> [DATA RECORDS]

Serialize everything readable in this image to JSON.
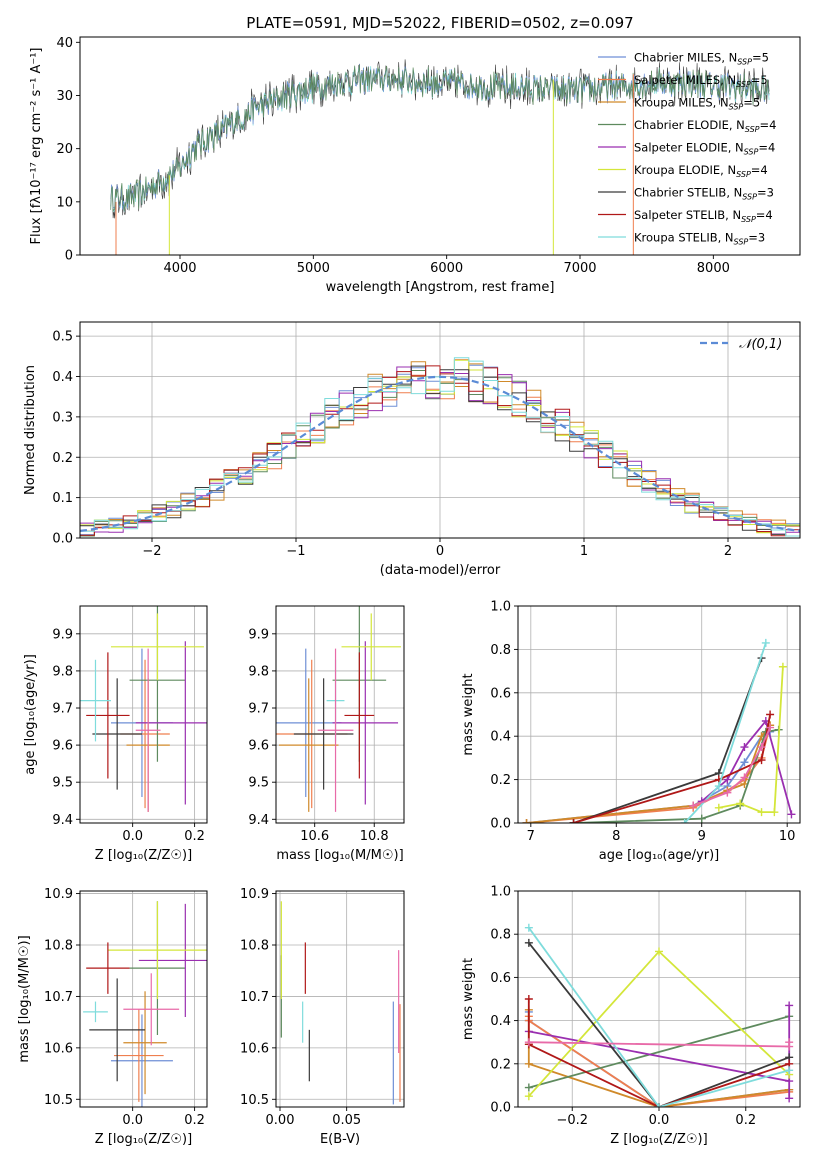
{
  "title": "PLATE=0591, MJD=52022, FIBERID=0502, z=0.097",
  "models": [
    {
      "name": "Chabrier MILES",
      "nssp": "5",
      "color": "#6f8fd6"
    },
    {
      "name": "Salpeter MILES",
      "nssp": "5",
      "color": "#ef7f4f"
    },
    {
      "name": "Kroupa MILES",
      "nssp": "5",
      "color": "#d08a2a"
    },
    {
      "name": "Chabrier ELODIE",
      "nssp": "4",
      "color": "#5e8a5e"
    },
    {
      "name": "Salpeter ELODIE",
      "nssp": "4",
      "color": "#9a2fb0"
    },
    {
      "name": "Kroupa ELODIE",
      "nssp": "4",
      "color": "#d4e63a"
    },
    {
      "name": "Chabrier STELIB",
      "nssp": "3",
      "color": "#3a3a3a"
    },
    {
      "name": "Salpeter STELIB",
      "nssp": "4",
      "color": "#b01818"
    },
    {
      "name": "Kroupa STELIB",
      "nssp": "3",
      "color": "#7fdcdc"
    }
  ],
  "extra_colors": {
    "pink": "#e86aa8",
    "gauss": "#5b8bd6",
    "grid": "#b0b0b0"
  },
  "chart_data": [
    {
      "id": "spectrum",
      "type": "line",
      "title": "PLATE=0591, MJD=52022, FIBERID=0502, z=0.097",
      "xlabel": "wavelength [Angstrom, rest frame]",
      "ylabel": "Flux [fλ10⁻¹⁷ erg cm⁻² s⁻¹ A⁻¹]",
      "xlim": [
        3250,
        8650
      ],
      "ylim": [
        0,
        41
      ],
      "xticks": [
        4000,
        5000,
        6000,
        7000,
        8000
      ],
      "yticks": [
        0,
        10,
        20,
        30,
        40
      ],
      "grid": false,
      "legend": "top-right",
      "continuum": {
        "x": [
          3480,
          3600,
          3700,
          3800,
          3900,
          4000,
          4100,
          4200,
          4300,
          4400,
          4600,
          4800,
          5000,
          5200,
          5400,
          5600,
          5800,
          6000,
          6200,
          6400,
          6600,
          6800,
          7000,
          7200,
          7400,
          7600,
          7800,
          8000,
          8200,
          8400
        ],
        "y": [
          11,
          10.5,
          11.5,
          13,
          14.5,
          16.5,
          20,
          22,
          23,
          25,
          28,
          30,
          31.5,
          32.5,
          33,
          33,
          32.5,
          32.5,
          32,
          31.5,
          31.5,
          31,
          31,
          31.5,
          32,
          32.5,
          32.5,
          32,
          31.5,
          31
        ]
      }
    },
    {
      "id": "residuals",
      "type": "histogram",
      "xlabel": "(data-model)/error",
      "ylabel": "Normed distribution",
      "xlim": [
        -2.5,
        2.5
      ],
      "ylim": [
        0,
        0.535
      ],
      "xticks": [
        -2,
        -1,
        0,
        1,
        2
      ],
      "yticks": [
        0.0,
        0.1,
        0.2,
        0.3,
        0.4,
        0.5
      ],
      "grid": true,
      "legend": "top-right",
      "gauss_label": "𝒩(0,1)",
      "bin_width": 0.1
    },
    {
      "id": "age_vs_Z",
      "type": "errorbar",
      "xlabel": "Z [log₁₀(Z/Z☉)]",
      "ylabel": "age  [log₁₀(age/yr)]",
      "xlim": [
        -0.17,
        0.24
      ],
      "ylim": [
        9.39,
        9.975
      ],
      "xticks": [
        0.0,
        0.2
      ],
      "yticks": [
        9.4,
        9.5,
        9.6,
        9.7,
        9.8,
        9.9
      ],
      "points": [
        {
          "x": 0.03,
          "xerr": 0.1,
          "y": 9.66,
          "yerr": 0.2,
          "model": 0
        },
        {
          "x": 0.04,
          "xerr": 0.08,
          "y": 9.63,
          "yerr": 0.2,
          "model": 1
        },
        {
          "x": 0.05,
          "xerr": 0.07,
          "y": 9.6,
          "yerr": 0.18,
          "model": 2
        },
        {
          "x": 0.08,
          "xerr": 0.09,
          "y": 9.775,
          "yerr": 0.22,
          "model": 3
        },
        {
          "x": 0.17,
          "xerr": 0.16,
          "y": 9.66,
          "yerr": 0.22,
          "model": 4
        },
        {
          "x": 0.08,
          "xerr": 0.15,
          "y": 9.865,
          "yerr": 0.09,
          "model": 5
        },
        {
          "x": -0.05,
          "xerr": 0.08,
          "y": 9.63,
          "yerr": 0.15,
          "model": 6
        },
        {
          "x": -0.08,
          "xerr": 0.07,
          "y": 9.68,
          "yerr": 0.17,
          "model": 7
        },
        {
          "x": -0.12,
          "xerr": 0.05,
          "y": 9.72,
          "yerr": 0.11,
          "model": 8
        },
        {
          "x": 0.05,
          "xerr": 0.04,
          "y": 9.64,
          "yerr": 0.22,
          "color": "pink"
        }
      ]
    },
    {
      "id": "age_vs_mass",
      "type": "errorbar",
      "xlabel": "mass [log₁₀(M/M☉)]",
      "ylabel": "",
      "xlim": [
        10.47,
        10.9
      ],
      "ylim": [
        9.39,
        9.975
      ],
      "xticks": [
        10.6,
        10.8
      ],
      "yticks": [
        9.4,
        9.5,
        9.6,
        9.7,
        9.8,
        9.9
      ],
      "points": [
        {
          "x": 10.57,
          "xerr": 0.12,
          "y": 9.66,
          "yerr": 0.2,
          "model": 0
        },
        {
          "x": 10.59,
          "xerr": 0.12,
          "y": 9.63,
          "yerr": 0.2,
          "model": 1
        },
        {
          "x": 10.58,
          "xerr": 0.1,
          "y": 9.6,
          "yerr": 0.18,
          "model": 2
        },
        {
          "x": 10.75,
          "xerr": 0.09,
          "y": 9.775,
          "yerr": 0.22,
          "model": 3
        },
        {
          "x": 10.77,
          "xerr": 0.11,
          "y": 9.66,
          "yerr": 0.22,
          "model": 4
        },
        {
          "x": 10.79,
          "xerr": 0.1,
          "y": 9.865,
          "yerr": 0.09,
          "model": 5
        },
        {
          "x": 10.63,
          "xerr": 0.1,
          "y": 9.63,
          "yerr": 0.15,
          "model": 6
        },
        {
          "x": 10.75,
          "xerr": 0.05,
          "y": 9.68,
          "yerr": 0.17,
          "model": 7
        },
        {
          "x": 10.67,
          "xerr": 0.03,
          "y": 9.72,
          "yerr": 0.11,
          "model": 8
        },
        {
          "x": 10.67,
          "xerr": 0.06,
          "y": 9.64,
          "yerr": 0.22,
          "color": "pink"
        }
      ]
    },
    {
      "id": "weight_vs_age",
      "type": "line",
      "xlabel": "age  [log₁₀(age/yr)]",
      "ylabel": "mass weight",
      "xlim": [
        6.85,
        10.15
      ],
      "ylim": [
        0,
        1.0
      ],
      "xticks": [
        7,
        8,
        9,
        10
      ],
      "yticks": [
        0.0,
        0.2,
        0.4,
        0.6,
        0.8,
        1.0
      ],
      "grid": true,
      "series": [
        {
          "model": 0,
          "x": [
            6.95,
            8.9,
            9.3,
            9.5,
            9.7,
            9.8
          ],
          "y": [
            0,
            0.08,
            0.17,
            0.28,
            0.4,
            0.42
          ]
        },
        {
          "model": 1,
          "x": [
            6.95,
            8.9,
            9.3,
            9.5,
            9.7,
            9.8
          ],
          "y": [
            0,
            0.07,
            0.15,
            0.2,
            0.3,
            0.45
          ]
        },
        {
          "model": 2,
          "x": [
            6.95,
            8.9,
            9.3,
            9.5,
            9.7,
            9.8
          ],
          "y": [
            0,
            0.08,
            0.15,
            0.18,
            0.4,
            0.45
          ]
        },
        {
          "model": 3,
          "x": [
            7.5,
            9.0,
            9.45,
            9.75,
            9.9
          ],
          "y": [
            0,
            0.02,
            0.08,
            0.42,
            0.43
          ]
        },
        {
          "model": 4,
          "x": [
            9.0,
            9.3,
            9.5,
            9.75,
            10.05
          ],
          "y": [
            0.1,
            0.2,
            0.35,
            0.47,
            0.04
          ]
        },
        {
          "model": 5,
          "x": [
            9.2,
            9.45,
            9.7,
            9.85,
            9.95
          ],
          "y": [
            0.07,
            0.09,
            0.05,
            0.05,
            0.72
          ]
        },
        {
          "model": 6,
          "x": [
            7.5,
            9.2,
            9.7
          ],
          "y": [
            0,
            0.23,
            0.76
          ]
        },
        {
          "model": 7,
          "x": [
            7.5,
            9.2,
            9.7,
            9.8
          ],
          "y": [
            0,
            0.2,
            0.29,
            0.5
          ]
        },
        {
          "model": 8,
          "x": [
            8.8,
            9.2,
            9.75
          ],
          "y": [
            0,
            0.17,
            0.83
          ]
        },
        {
          "color": "pink",
          "x": [
            8.9,
            9.3,
            9.5,
            9.7,
            9.8
          ],
          "y": [
            0.08,
            0.14,
            0.21,
            0.35,
            0.44
          ]
        }
      ]
    },
    {
      "id": "mass_vs_Z",
      "type": "errorbar",
      "xlabel": "Z [log₁₀(Z/Z☉)]",
      "ylabel": "mass [log₁₀(M/M☉)]",
      "xlim": [
        -0.17,
        0.24
      ],
      "ylim": [
        10.485,
        10.905
      ],
      "xticks": [
        0.0,
        0.2
      ],
      "yticks": [
        10.5,
        10.6,
        10.7,
        10.8,
        10.9
      ],
      "points": [
        {
          "x": 0.03,
          "xerr": 0.1,
          "y": 10.575,
          "yerr": 0.09,
          "model": 0
        },
        {
          "x": 0.02,
          "xerr": 0.08,
          "y": 10.585,
          "yerr": 0.09,
          "model": 1
        },
        {
          "x": 0.04,
          "xerr": 0.07,
          "y": 10.61,
          "yerr": 0.1,
          "model": 2
        },
        {
          "x": 0.08,
          "xerr": 0.09,
          "y": 10.755,
          "yerr": 0.13,
          "model": 3
        },
        {
          "x": 0.17,
          "xerr": 0.15,
          "y": 10.77,
          "yerr": 0.11,
          "model": 4
        },
        {
          "x": 0.08,
          "xerr": 0.16,
          "y": 10.79,
          "yerr": 0.095,
          "model": 5
        },
        {
          "x": -0.05,
          "xerr": 0.09,
          "y": 10.635,
          "yerr": 0.1,
          "model": 6
        },
        {
          "x": -0.08,
          "xerr": 0.07,
          "y": 10.755,
          "yerr": 0.05,
          "model": 7
        },
        {
          "x": -0.12,
          "xerr": 0.04,
          "y": 10.67,
          "yerr": 0.02,
          "model": 8
        },
        {
          "x": 0.06,
          "xerr": 0.09,
          "y": 10.675,
          "yerr": 0.07,
          "color": "pink"
        }
      ]
    },
    {
      "id": "mass_vs_ebv",
      "type": "errorbar",
      "xlabel": "E(B-V)",
      "ylabel": "",
      "xlim": [
        -0.003,
        0.093
      ],
      "ylim": [
        10.485,
        10.905
      ],
      "xticks": [
        0.0,
        0.05
      ],
      "yticks": [
        10.5,
        10.6,
        10.7,
        10.8,
        10.9
      ],
      "points": [
        {
          "x": 0.085,
          "xerr": 0,
          "y": 10.59,
          "yerr": 0.1,
          "model": 0
        },
        {
          "x": 0.09,
          "xerr": 0,
          "y": 10.59,
          "yerr": 0.095,
          "model": 1
        },
        {
          "x": 0.001,
          "xerr": 0,
          "y": 10.7,
          "yerr": 0.08,
          "model": 3
        },
        {
          "x": 0.001,
          "xerr": 0,
          "y": 10.79,
          "yerr": 0.095,
          "model": 5
        },
        {
          "x": 0.022,
          "xerr": 0,
          "y": 10.585,
          "yerr": 0.05,
          "model": 6
        },
        {
          "x": 0.019,
          "xerr": 0,
          "y": 10.755,
          "yerr": 0.05,
          "model": 7
        },
        {
          "x": 0.017,
          "xerr": 0,
          "y": 10.65,
          "yerr": 0.04,
          "model": 8
        },
        {
          "x": 0.089,
          "xerr": 0,
          "y": 10.69,
          "yerr": 0.1,
          "color": "pink"
        }
      ]
    },
    {
      "id": "weight_vs_Z",
      "type": "line",
      "xlabel": "Z [log₁₀(Z/Z☉)]",
      "ylabel": "mass weight",
      "xlim": [
        -0.325,
        0.325
      ],
      "ylim": [
        0,
        1.0
      ],
      "xticks": [
        -0.2,
        0.0,
        0.2
      ],
      "yticks": [
        0.0,
        0.2,
        0.4,
        0.6,
        0.8,
        1.0
      ],
      "grid": true,
      "series": [
        {
          "model": 0,
          "x": [
            -0.3,
            -0.3,
            0.0,
            0.3
          ],
          "y": [
            0.44,
            0.4,
            0.0,
            0.08
          ]
        },
        {
          "model": 1,
          "x": [
            -0.3,
            -0.3,
            0.0,
            0.3
          ],
          "y": [
            0.42,
            0.4,
            0.0,
            0.07
          ]
        },
        {
          "model": 2,
          "x": [
            -0.3,
            -0.3,
            0.0,
            0.3
          ],
          "y": [
            0.45,
            0.2,
            0.0,
            0.08
          ]
        },
        {
          "model": 3,
          "x": [
            -0.3,
            0.3
          ],
          "y": [
            0.09,
            0.42
          ]
        },
        {
          "model": 4,
          "x": [
            -0.3,
            0.3,
            0.3,
            0.3
          ],
          "y": [
            0.35,
            0.12,
            0.47,
            0.04
          ]
        },
        {
          "model": 5,
          "x": [
            -0.3,
            0.0,
            0.3
          ],
          "y": [
            0.05,
            0.72,
            0.15
          ]
        },
        {
          "model": 6,
          "x": [
            -0.3,
            0.0,
            0.3
          ],
          "y": [
            0.76,
            0.0,
            0.23
          ]
        },
        {
          "model": 7,
          "x": [
            -0.3,
            -0.3,
            0.0,
            0.3
          ],
          "y": [
            0.5,
            0.29,
            0.0,
            0.2
          ]
        },
        {
          "model": 8,
          "x": [
            -0.3,
            0.0,
            0.3
          ],
          "y": [
            0.83,
            0.0,
            0.17
          ]
        },
        {
          "color": "pink",
          "x": [
            -0.3,
            0.3,
            0.3
          ],
          "y": [
            0.3,
            0.28,
            0.3
          ]
        }
      ]
    }
  ]
}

> [YOUR OBJECTIVE] Gather and return every line that holds the string "ELODIE".

> [WORKED SOLUTION]
      "name": "Chabrier ELODIE",
      "name": "Salpeter ELODIE",
      "name": "Kroupa ELODIE",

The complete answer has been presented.